Request = Look for the word "exchange" in each line and report the count of matching lines, with nothing added.

Records contained in a dataset:
>>>

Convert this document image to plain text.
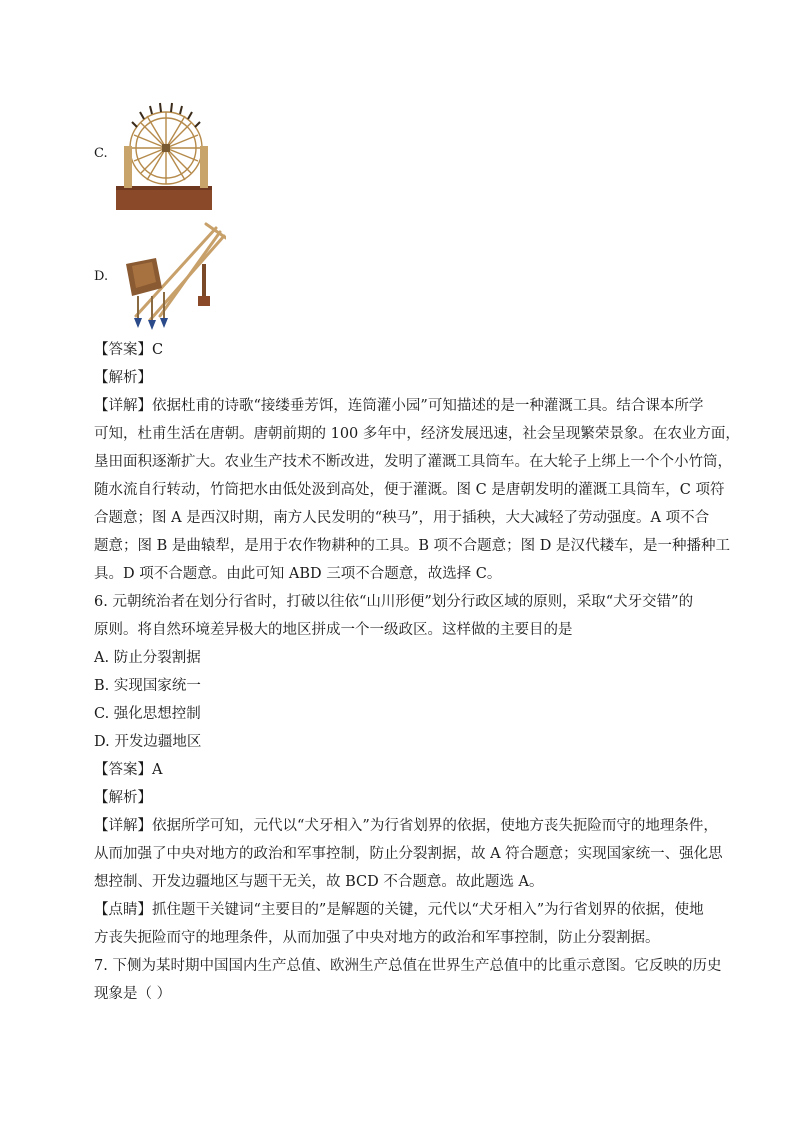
C.
D.
【答案】C
【解析】
【详解】依据杜甫的诗歌“接缕垂芳饵，连筒灌小园”可知描述的是一种灌溉工具。结合课本所学
可知，杜甫生活在唐朝。唐朝前期的 100 多年中，经济发展迅速，社会呈现繁荣景象。在农业方面，
垦田面积逐渐扩大。农业生产技术不断改进，发明了灌溉工具筒车。在大轮子上绑上一个个小竹筒，
随水流自行转动，竹筒把水由低处汲到高处，便于灌溉。图 C 是唐朝发明的灌溉工具筒车，C 项符
合题意；图 A 是西汉时期，南方人民发明的“秧马”，用于插秧，大大减轻了劳动强度。A 项不合
题意；图 B 是曲辕犁，是用于农作物耕种的工具。B 项不合题意；图 D 是汉代耧车，是一种播种工
具。D 项不合题意。由此可知 ABD 三项不合题意，故选择 C。
6. 元朝统治者在划分行省时，打破以往依“山川形便”划分行政区域的原则，采取“犬牙交错”的
原则。将自然环境差异极大的地区拼成一个一级政区。这样做的主要目的是
A. 防止分裂割据
B. 实现国家统一
C. 强化思想控制
D. 开发边疆地区
【答案】A
【解析】
【详解】依据所学可知，元代以“犬牙相入”为行省划界的依据，使地方丧失扼险而守的地理条件，
从而加强了中央对地方的政治和军事控制，防止分裂割据，故 A 符合题意；实现国家统一、强化思
想控制、开发边疆地区与题干无关，故 BCD 不合题意。故此题选 A。
【点睛】抓住题干关键词“主要目的”是解题的关键，元代以“犬牙相入”为行省划界的依据，使地
方丧失扼险而守的地理条件，从而加强了中央对地方的政治和军事控制，防止分裂割据。
7. 下侧为某时期中国国内生产总值、欧洲生产总值在世界生产总值中的比重示意图。它反映的历史
现象是（ ）
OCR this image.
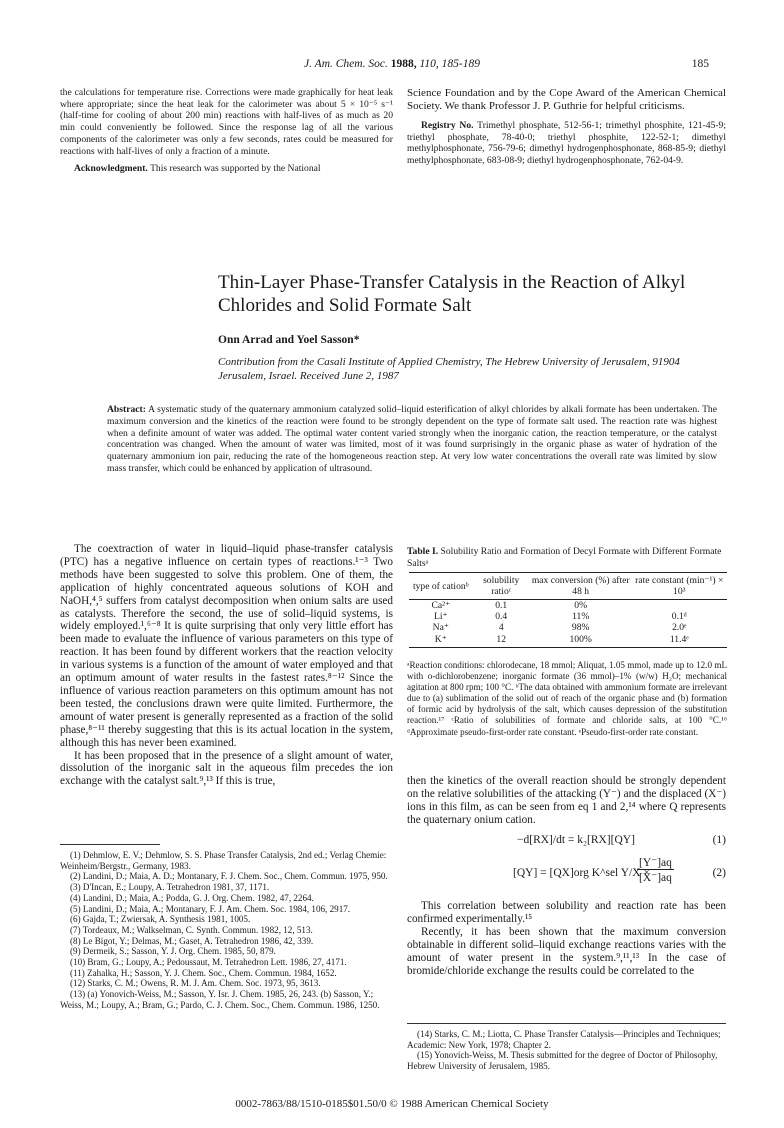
J. Am. Chem. Soc. 1988, 110, 185-189	185

the calculations for temperature rise. Corrections were made graphically for heat leak where appropriate; since the heat leak for the calorimeter was about 5 × 10⁻⁵ s⁻¹ (half-time for cooling of about 200 min) reactions with half-lives of as much as 20 min could conveniently be followed. Since the response lag of all the various components of the calorimeter was only a few seconds, rates could be measured for reactions with half-lives of only a fraction of a minute.

Acknowledgment. This research was supported by the National

Science Foundation and by the Cope Award of the American Chemical Society. We thank Professor J. P. Guthrie for helpful criticisms.

Registry No. Trimethyl phosphate, 512-56-1; trimethyl phosphite, 121-45-9; triethyl phosphate, 78-40-0; triethyl phosphite, 122-52-1; dimethyl methylphosphonate, 756-79-6; dimethyl hydrogenphosphonate, 868-85-9; diethyl methylphosphonate, 683-08-9; diethyl hydrogenphosphonate, 762-04-9.

Thin-Layer Phase-Transfer Catalysis in the Reaction of Alkyl Chlorides and Solid Formate Salt
Onn Arrad and Yoel Sasson*
Contribution from the Casali Institute of Applied Chemistry, The Hebrew University of Jerusalem, 91904 Jerusalem, Israel. Received June 2, 1987
Abstract: A systematic study of the quaternary ammonium catalyzed solid–liquid esterification of alkyl chlorides by alkali formate has been undertaken. The maximum conversion and the kinetics of the reaction were found to be strongly dependent on the type of formate salt used. The reaction rate was highest when a definite amount of water was added. The optimal water content varied strongly when the inorganic cation, the reaction temperature, or the catalyst concentration was changed. When the amount of water was limited, most of it was found surprisingly in the organic phase as water of hydration of the quaternary ammonium ion pair, reducing the rate of the homogeneous reaction step. At very low water concentrations the overall rate was limited by slow mass transfer, which could be enhanced by application of ultrasound.

The coextraction of water in liquid–liquid phase-transfer catalysis (PTC) has a negative influence on certain types of reactions.¹⁻³ Two methods have been suggested to solve this problem. One of them, the application of highly concentrated aqueous solutions of KOH and NaOH,⁴,⁵ suffers from catalyst decomposition when onium salts are used as catalysts. Therefore the second, the use of solid–liquid systems, is widely employed.¹,⁶⁻⁸ It is quite surprising that only very little effort has been made to evaluate the influence of various parameters on this type of reaction. It has been found by different workers that the reaction velocity in various systems is a function of the amount of water employed and that an optimum amount of water results in the fastest rates.⁸⁻¹² Since the influence of various reaction parameters on this optimum amount has not been tested, the conclusions drawn were quite limited. Furthermore, the amount of water present is generally represented as a fraction of the solid phase,⁸⁻¹¹ thereby suggesting that this is its actual location in the system, although this has never been examined.

It has been proposed that in the presence of a slight amount of water, dissolution of the inorganic salt in the aqueous film precedes the ion exchange with the catalyst salt.⁹,¹³ If this is true,

Table I. Solubility Ratio and Formation of Decyl Formate with Different Formate Saltsᵃ
type of cationᵇ	solubility ratioᶜ	max conversion (%) after 48 h	rate constant (min⁻¹) × 10³
Ca²⁺	0.1	0%	
Li⁺	0.4	11%	0.1ᵈ
Na⁺	4	98%	2.0ᵉ
K⁺	12	100%	11.4ᵉ
ᵃReaction conditions: chlorodecane, 18 mmol; Aliquat, 1.05 mmol, made up to 12.0 mL with o-dichlorobenzene; inorganic formate (36 mmol)–1% (w/w) H₂O; mechanical agitation at 800 rpm; 100 °C. ᵇThe data obtained with ammonium formate are irrelevant due to (a) sublimation of the solid out of reach of the organic phase and (b) formation of formic acid by hydrolysis of the salt, which causes depression of the substitution reaction.¹⁷ ᶜRatio of solubilities of formate and chloride salts, at 100 °C.¹⁶ ᵈApproximate pseudo-first-order rate constant. ᵉPseudo-first-order rate constant.

then the kinetics of the overall reaction should be strongly dependent on the relative solubilities of the attacking (Y⁻) and the displaced (X⁻) ions in this film, as can be seen from eq 1 and 2,¹⁴ where Q represents the quaternary onium cation.

−d[RX]/dt = k₂[RX][QY]	(1)
[QY] = [QX]org K^sel Y/X ×
$\frac{[Y^-]aq}{[X^-]aq}$	(2)

This correlation between solubility and reaction rate has been confirmed experimentally.¹⁵

Recently, it has been shown that the maximum conversion obtainable in different solid–liquid exchange reactions varies with the amount of water present in the system.⁹,¹¹,¹³ In the case of bromide/chloride exchange the results could be correlated to the

(1) Dehmlow, E. V.; Dehmlow, S. S. Phase Transfer Catalysis, 2nd ed.; Verlag Chemie: Weinheim/Bergstr., Germany, 1983.

(2) Landini, D.; Maia, A. D.; Montanary, F. J. Chem. Soc., Chem. Commun. 1975, 950.

(3) D'Incan, E.; Loupy, A. Tetrahedron 1981, 37, 1171.

(4) Landini, D.; Maia, A.; Podda, G. J. Org. Chem. 1982, 47, 2264.

(5) Landini, D.; Maia, A.; Montanary, F. J. Am. Chem. Soc. 1984, 106, 2917.

(6) Gajda, T.; Zwiersak, A. Synthesis 1981, 1005.

(7) Tordeaux, M.; Walkselman, C. Synth. Commun. 1982, 12, 513.

(8) Le Bigot, Y.; Delmas, M.; Gaset, A. Tetrahedron 1986, 42, 339.

(9) Dermeik, S.; Sasson, Y. J. Org. Chem. 1985, 50, 879.

(10) Bram, G.; Loupy, A.; Pedoussaut, M. Tetrahedron Lett. 1986, 27, 4171.

(11) Zahalka, H.; Sasson, Y. J. Chem. Soc., Chem. Commun. 1984, 1652.

(12) Starks, C. M.; Owens, R. M. J. Am. Chem. Soc. 1973, 95, 3613.

(13) (a) Yonovich-Weiss, M.; Sasson, Y. Isr. J. Chem. 1985, 26, 243. (b) Sasson, Y.; Weiss, M.; Loupy, A.; Bram, G.; Pardo, C. J. Chem. Soc., Chem. Commun. 1986, 1250.

(14) Starks, C. M.; Liotta, C. Phase Transfer Catalysis—Principles and Techniques; Academic: New York, 1978; Chapter 2.

(15) Yonovich-Weiss, M. Thesis submitted for the degree of Doctor of Philosophy, Hebrew University of Jerusalem, 1985.

0002-7863/88/1510-0185$01.50/0 © 1988 American Chemical Society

<<<

Exercise result = 2